■ REQUISITOS DA TAREFA:
Copie integralmente o acórdão sobre o contrato-promessa, sem alterar uma única palavra.

■ EXCERTO DO DOCUMENTO:
________________________________________

Acórdão do Tribunal da Relação de Lisboa
Processo:
10609/2007-6
Relator: FÁTIMA GALANTE
Descritores: CONTRATO-PROMESSA
LITISCONSÓRCIO
Nº do Documento: RL
Data do Acordão: 01/24/2008
Votação: UNANIMIDADE
Texto Integral: S
Meio Processual: APELAÇÃO
Decisão: REVOGADA
Sumário: I - Se o contrato-promessa de compra e venda, cuja alegado incumprimento definitivo fundamenta o pedido de condenação do Réu, tiver sido outorgado, do lado do promitente-comprador, não apenas pelo ora Réu, mas também por outra pessoa, é manifesto que o litígio existente entre os promitentes-compradores e o promitente-vendedor ora A. nunca poderia ser definitivamente composto, sem a presença, na acção, de todos os outorgantes do referido contrato-promessa, por o interesse em causa não comportar uma definição ou realização parcelar.
II - A relação jurídica material controvertida impõe, portanto, o litisconsórcio necessário natural de todos os intervenientes no contrato-promessa de compra e venda questionado na acção (cit. art. 28º-2 do CPC).
III - Sendo a acção, tendente à obtenção da resolução do contrato-promessa, apenas proposta contra um dos promitentes compradores, desacompanhado do outro, a preterição do litisconsórcio necessário natural activo determina a iliegitimidade passiva do Réu (art. 28º, nºs 1 e 2, do C.P.C.).
(F.G.)
Decisão Texto Integral: ACORDAM NO TRIBUNAL DA RELAÇÃO DE LISBOA

            I – RELATÓRIO

            H, veio intentar contra A, acção declarativa de condenação com processo comum sob a forma sumária, pelos factos e fundamentos seguintes:
            O Autor e o Réu celebraram entre si em 27/12/1983, um contrato promessa de compra e venda de um imóvel identificado nos autos. Sucede que aquela promessa de compra e venda tinha como comprador o Réu nestes autos e um tal P. Acontece que a escritura definitiva de compra e venda não chegou a realizar-se, decorridos que estão 20 anos, pelo que o Autor não tem interesse em manter este contrato promessa.

________________________________________

■ DADOS FORNECIDOS:
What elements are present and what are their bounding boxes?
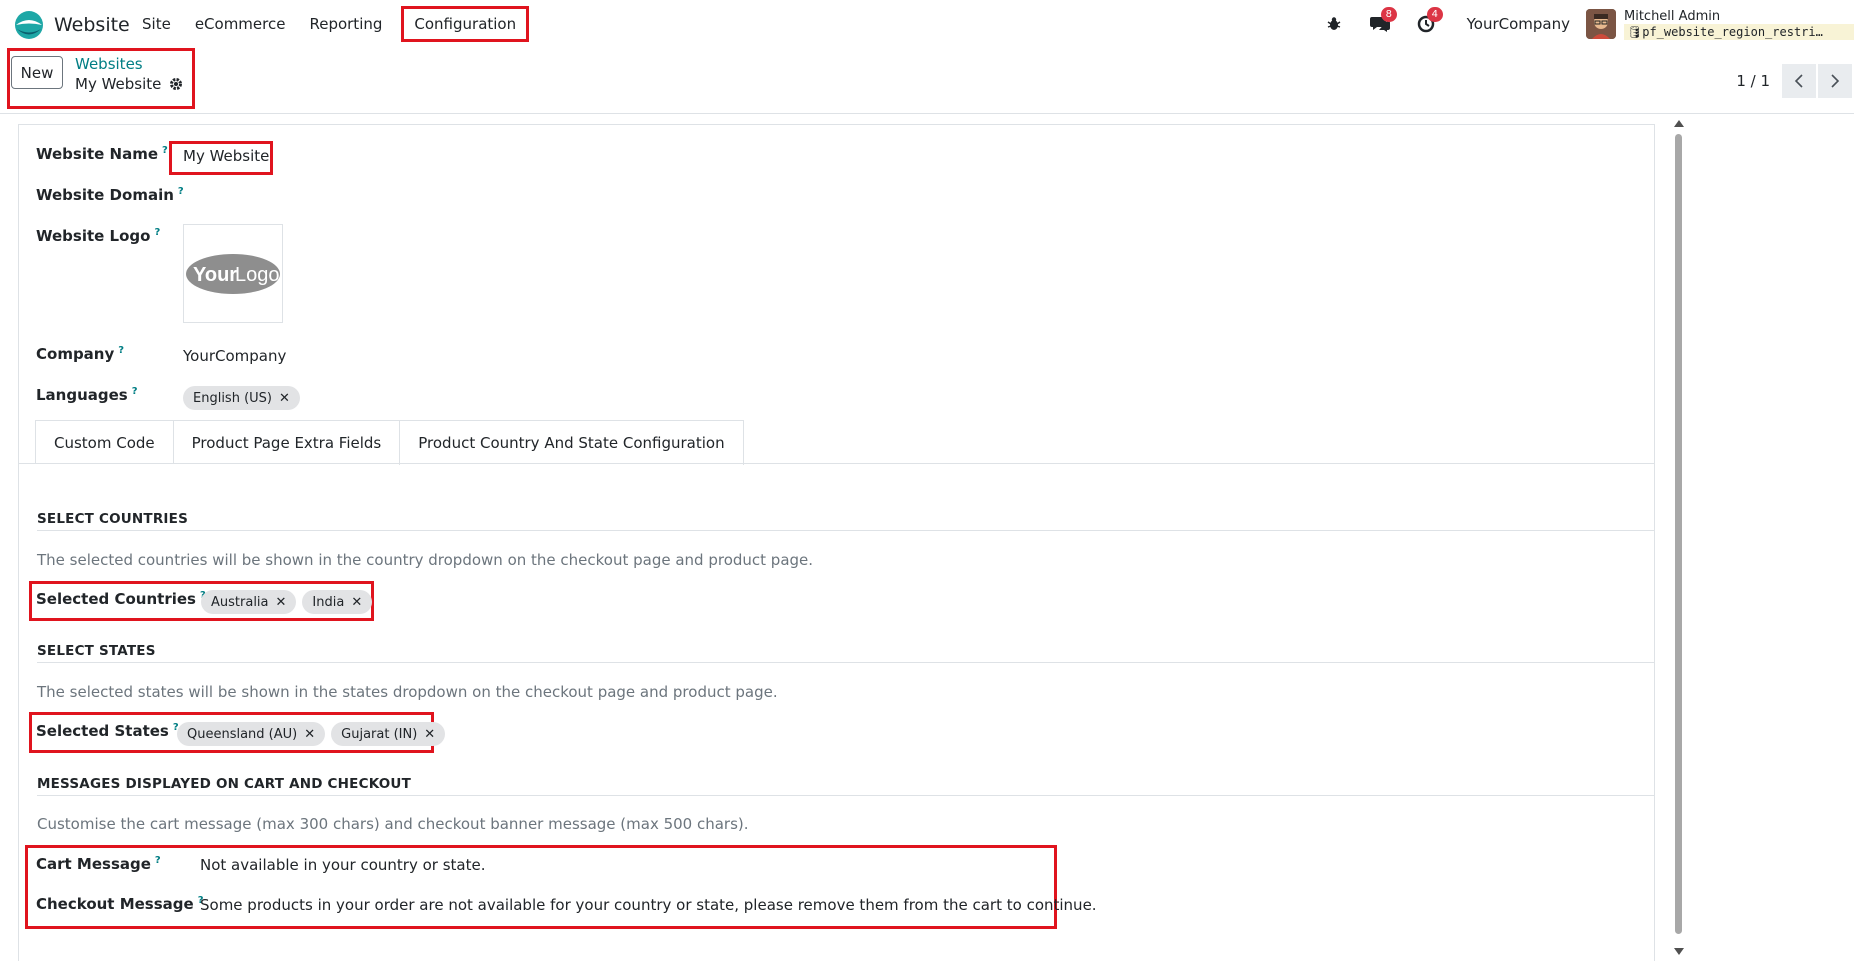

________________________________________

■ EXERCÍCIO CONCLUÍDO:
Acórdão do Tribunal da Relação de Lisboa
Processo:
10609/2007-6
Relator: FÁTIMA GALANTE
Descritores: CONTRATO-PROMESSA
LITISCONSÓRCIO
Nº do Documento: RL
Data do Acordão: 01/24/2008
Votação: UNANIMIDADE
Texto Integral: S
Meio Processual: APELAÇÃO
Decisão: REVOGADA
Sumário: I - Se o contrato-promessa de compra e venda, cuja alegado incumprimento definitivo fundamenta o pedido de condenação do Réu, tiver sido outorgado, do lado do promitente-comprador, não apenas pelo ora Réu, mas também por outra pessoa, é manifesto que o litígio existente entre os promitentes-compradores e o promitente-vendedor ora A. nunca poderia ser definitivamente composto, sem a presença, na acção, de todos os outorgantes do referido contrato-promessa, por o interesse em causa não comportar uma definição ou realização parcelar.
II - A relação jurídica material controvertida impõe, portanto, o litisconsórcio necessário natural de todos os intervenientes no contrato-promessa de compra e venda questionado na acção (cit. art. 28º-2 do CPC).
III - Sendo a acção, tendente à obtenção da resolução do contrato-promessa, apenas proposta contra um dos promitentes compradores, desacompanhado do outro, a preterição do litisconsórcio necessário natural activo determina a iliegitimidade passiva do Réu (art. 28º, nºs 1 e 2, do C.P.C.).
(F.G.)
Decisão Texto Integral: ACORDAM NO TRIBUNAL DA RELAÇÃO DE LISBOA

            I – RELATÓRIO

            H, veio intentar contra A, acção declarativa de condenação com processo comum sob a forma sumária, pelos factos e fundamentos seguintes:
            O Autor e o Réu celebraram entre si em 27/12/1983, um contrato promessa de compra e venda de um imóvel identificado nos autos. Sucede que aquela promessa de compra e venda tinha como comprador o Réu nestes autos e um tal P. Acontece que a escritura definitiva de compra e venda não chegou a realizar-se, decorridos que estão 20 anos, pelo que o Autor não tem interesse em manter este contrato promessa.